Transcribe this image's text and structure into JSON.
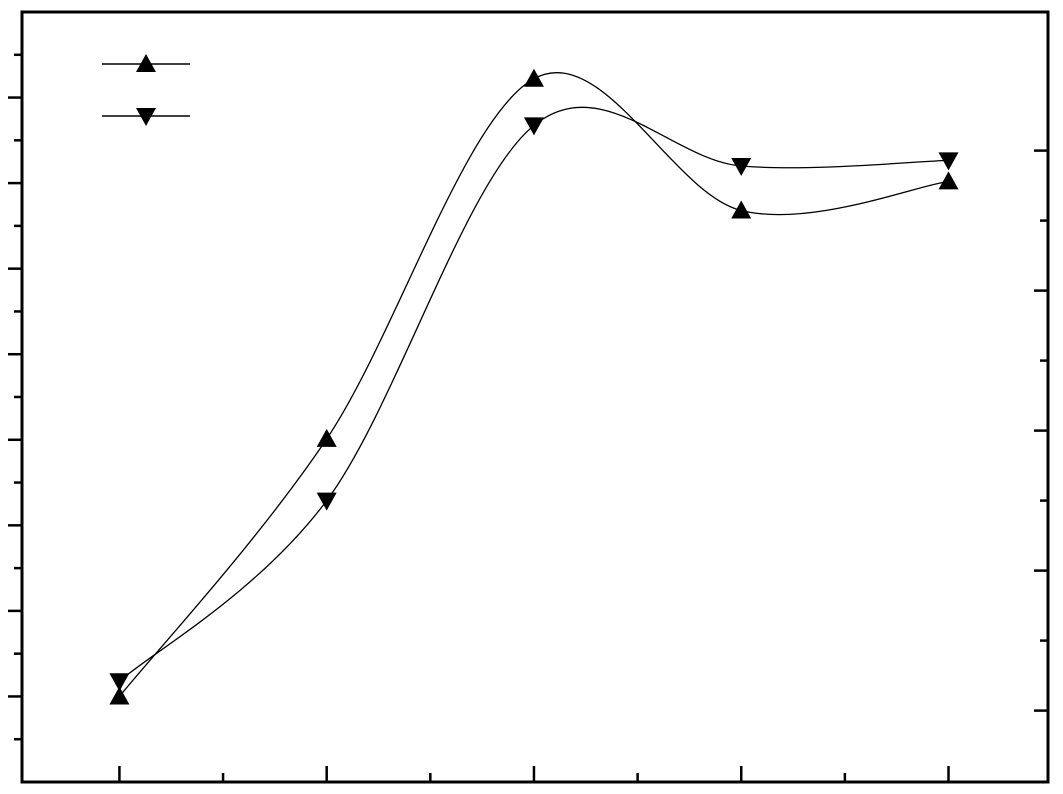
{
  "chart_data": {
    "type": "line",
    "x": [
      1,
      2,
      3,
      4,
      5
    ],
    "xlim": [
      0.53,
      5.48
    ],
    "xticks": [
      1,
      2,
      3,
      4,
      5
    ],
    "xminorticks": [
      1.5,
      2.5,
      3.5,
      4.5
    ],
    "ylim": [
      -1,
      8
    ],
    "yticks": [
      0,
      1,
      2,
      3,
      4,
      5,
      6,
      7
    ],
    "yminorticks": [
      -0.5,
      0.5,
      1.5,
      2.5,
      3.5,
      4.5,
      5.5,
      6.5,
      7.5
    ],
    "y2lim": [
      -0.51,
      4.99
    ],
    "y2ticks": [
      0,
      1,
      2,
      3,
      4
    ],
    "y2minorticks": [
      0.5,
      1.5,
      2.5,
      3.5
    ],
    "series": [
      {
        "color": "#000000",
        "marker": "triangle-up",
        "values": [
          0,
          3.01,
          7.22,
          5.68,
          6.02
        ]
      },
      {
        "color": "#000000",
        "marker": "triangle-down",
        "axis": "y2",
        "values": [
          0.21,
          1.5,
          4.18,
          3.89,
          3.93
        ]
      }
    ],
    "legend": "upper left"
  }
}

#####

### [WRITTEN REQUEST]
Only lines with the word "triangle" are wanted, so copy each one from the records.

### [RESPONSE]
        "marker": "triangle-up",
        "marker": "triangle-down",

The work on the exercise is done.